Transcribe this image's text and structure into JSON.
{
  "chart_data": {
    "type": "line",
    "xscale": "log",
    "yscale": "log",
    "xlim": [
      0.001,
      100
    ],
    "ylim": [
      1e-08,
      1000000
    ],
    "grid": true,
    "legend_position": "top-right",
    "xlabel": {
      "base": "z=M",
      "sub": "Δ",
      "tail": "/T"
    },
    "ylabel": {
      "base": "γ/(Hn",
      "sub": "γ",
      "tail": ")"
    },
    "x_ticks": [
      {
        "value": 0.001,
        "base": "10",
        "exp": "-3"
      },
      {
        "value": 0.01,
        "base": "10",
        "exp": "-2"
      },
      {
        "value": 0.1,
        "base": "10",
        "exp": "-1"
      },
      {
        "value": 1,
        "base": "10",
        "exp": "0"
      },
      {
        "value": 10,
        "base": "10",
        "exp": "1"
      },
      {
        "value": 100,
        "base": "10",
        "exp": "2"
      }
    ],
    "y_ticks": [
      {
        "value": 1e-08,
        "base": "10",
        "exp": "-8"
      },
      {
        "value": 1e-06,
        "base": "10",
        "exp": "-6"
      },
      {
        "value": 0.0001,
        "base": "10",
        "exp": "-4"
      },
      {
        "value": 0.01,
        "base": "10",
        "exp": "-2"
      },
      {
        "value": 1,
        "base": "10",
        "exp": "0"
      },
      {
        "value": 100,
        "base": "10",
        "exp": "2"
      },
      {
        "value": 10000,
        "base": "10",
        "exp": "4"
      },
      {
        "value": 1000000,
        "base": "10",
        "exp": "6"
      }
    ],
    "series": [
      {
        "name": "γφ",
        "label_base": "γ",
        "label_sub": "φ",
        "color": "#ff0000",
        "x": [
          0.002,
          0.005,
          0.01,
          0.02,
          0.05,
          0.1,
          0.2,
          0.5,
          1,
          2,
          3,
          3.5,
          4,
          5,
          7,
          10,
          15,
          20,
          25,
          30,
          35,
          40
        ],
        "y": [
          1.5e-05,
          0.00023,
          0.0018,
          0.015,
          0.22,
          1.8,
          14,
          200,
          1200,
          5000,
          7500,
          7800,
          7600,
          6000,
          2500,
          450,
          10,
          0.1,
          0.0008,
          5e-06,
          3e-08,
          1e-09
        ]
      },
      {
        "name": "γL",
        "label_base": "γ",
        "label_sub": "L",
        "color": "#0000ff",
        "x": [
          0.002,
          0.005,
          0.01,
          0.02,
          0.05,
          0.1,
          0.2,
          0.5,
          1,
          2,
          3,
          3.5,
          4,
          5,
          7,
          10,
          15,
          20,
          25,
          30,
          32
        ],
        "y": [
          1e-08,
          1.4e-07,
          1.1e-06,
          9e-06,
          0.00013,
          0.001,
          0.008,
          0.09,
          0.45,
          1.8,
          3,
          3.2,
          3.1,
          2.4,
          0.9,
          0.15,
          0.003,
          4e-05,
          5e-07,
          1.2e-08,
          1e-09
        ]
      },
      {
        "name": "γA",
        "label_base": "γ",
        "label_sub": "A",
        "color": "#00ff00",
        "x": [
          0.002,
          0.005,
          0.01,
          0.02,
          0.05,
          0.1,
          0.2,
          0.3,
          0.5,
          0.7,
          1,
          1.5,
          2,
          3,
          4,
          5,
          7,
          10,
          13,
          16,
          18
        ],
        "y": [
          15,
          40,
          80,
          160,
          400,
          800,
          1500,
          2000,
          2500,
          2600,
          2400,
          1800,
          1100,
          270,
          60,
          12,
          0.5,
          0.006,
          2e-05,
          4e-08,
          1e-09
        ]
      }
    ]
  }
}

*****

= SHORT EXERCISE =
Take the records above and return them exactly as written.

= THE SOLUTION =
Transcribe this image's text and structure into JSON.
{
  "chart_data": {
    "type": "line",
    "xscale": "log",
    "yscale": "log",
    "xlim": [
      0.001,
      100
    ],
    "ylim": [
      1e-08,
      1000000
    ],
    "grid": true,
    "legend_position": "top-right",
    "xlabel": {
      "base": "z=M",
      "sub": "Δ",
      "tail": "/T"
    },
    "ylabel": {
      "base": "γ/(Hn",
      "sub": "γ",
      "tail": ")"
    },
    "x_ticks": [
      {
        "value": 0.001,
        "base": "10",
        "exp": "-3"
      },
      {
        "value": 0.01,
        "base": "10",
        "exp": "-2"
      },
      {
        "value": 0.1,
        "base": "10",
        "exp": "-1"
      },
      {
        "value": 1,
        "base": "10",
        "exp": "0"
      },
      {
        "value": 10,
        "base": "10",
        "exp": "1"
      },
      {
        "value": 100,
        "base": "10",
        "exp": "2"
      }
    ],
    "y_ticks": [
      {
        "value": 1e-08,
        "base": "10",
        "exp": "-8"
      },
      {
        "value": 1e-06,
        "base": "10",
        "exp": "-6"
      },
      {
        "value": 0.0001,
        "base": "10",
        "exp": "-4"
      },
      {
        "value": 0.01,
        "base": "10",
        "exp": "-2"
      },
      {
        "value": 1,
        "base": "10",
        "exp": "0"
      },
      {
        "value": 100,
        "base": "10",
        "exp": "2"
      },
      {
        "value": 10000,
        "base": "10",
        "exp": "4"
      },
      {
        "value": 1000000,
        "base": "10",
        "exp": "6"
      }
    ],
    "series": [
      {
        "name": "γφ",
        "label_base": "γ",
        "label_sub": "φ",
        "color": "#ff0000",
        "x": [
          0.002,
          0.005,
          0.01,
          0.02,
          0.05,
          0.1,
          0.2,
          0.5,
          1,
          2,
          3,
          3.5,
          4,
          5,
          7,
          10,
          15,
          20,
          25,
          30,
          35,
          40
        ],
        "y": [
          1.5e-05,
          0.00023,
          0.0018,
          0.015,
          0.22,
          1.8,
          14,
          200,
          1200,
          5000,
          7500,
          7800,
          7600,
          6000,
          2500,
          450,
          10,
          0.1,
          0.0008,
          5e-06,
          3e-08,
          1e-09
        ]
      },
      {
        "name": "γL",
        "label_base": "γ",
        "label_sub": "L",
        "color": "#0000ff",
        "x": [
          0.002,
          0.005,
          0.01,
          0.02,
          0.05,
          0.1,
          0.2,
          0.5,
          1,
          2,
          3,
          3.5,
          4,
          5,
          7,
          10,
          15,
          20,
          25,
          30,
          32
        ],
        "y": [
          1e-08,
          1.4e-07,
          1.1e-06,
          9e-06,
          0.00013,
          0.001,
          0.008,
          0.09,
          0.45,
          1.8,
          3,
          3.2,
          3.1,
          2.4,
          0.9,
          0.15,
          0.003,
          4e-05,
          5e-07,
          1.2e-08,
          1e-09
        ]
      },
      {
        "name": "γA",
        "label_base": "γ",
        "label_sub": "A",
        "color": "#00ff00",
        "x": [
          0.002,
          0.005,
          0.01,
          0.02,
          0.05,
          0.1,
          0.2,
          0.3,
          0.5,
          0.7,
          1,
          1.5,
          2,
          3,
          4,
          5,
          7,
          10,
          13,
          16,
          18
        ],
        "y": [
          15,
          40,
          80,
          160,
          400,
          800,
          1500,
          2000,
          2500,
          2600,
          2400,
          1800,
          1100,
          270,
          60,
          12,
          0.5,
          0.006,
          2e-05,
          4e-08,
          1e-09
        ]
      }
    ]
  }
}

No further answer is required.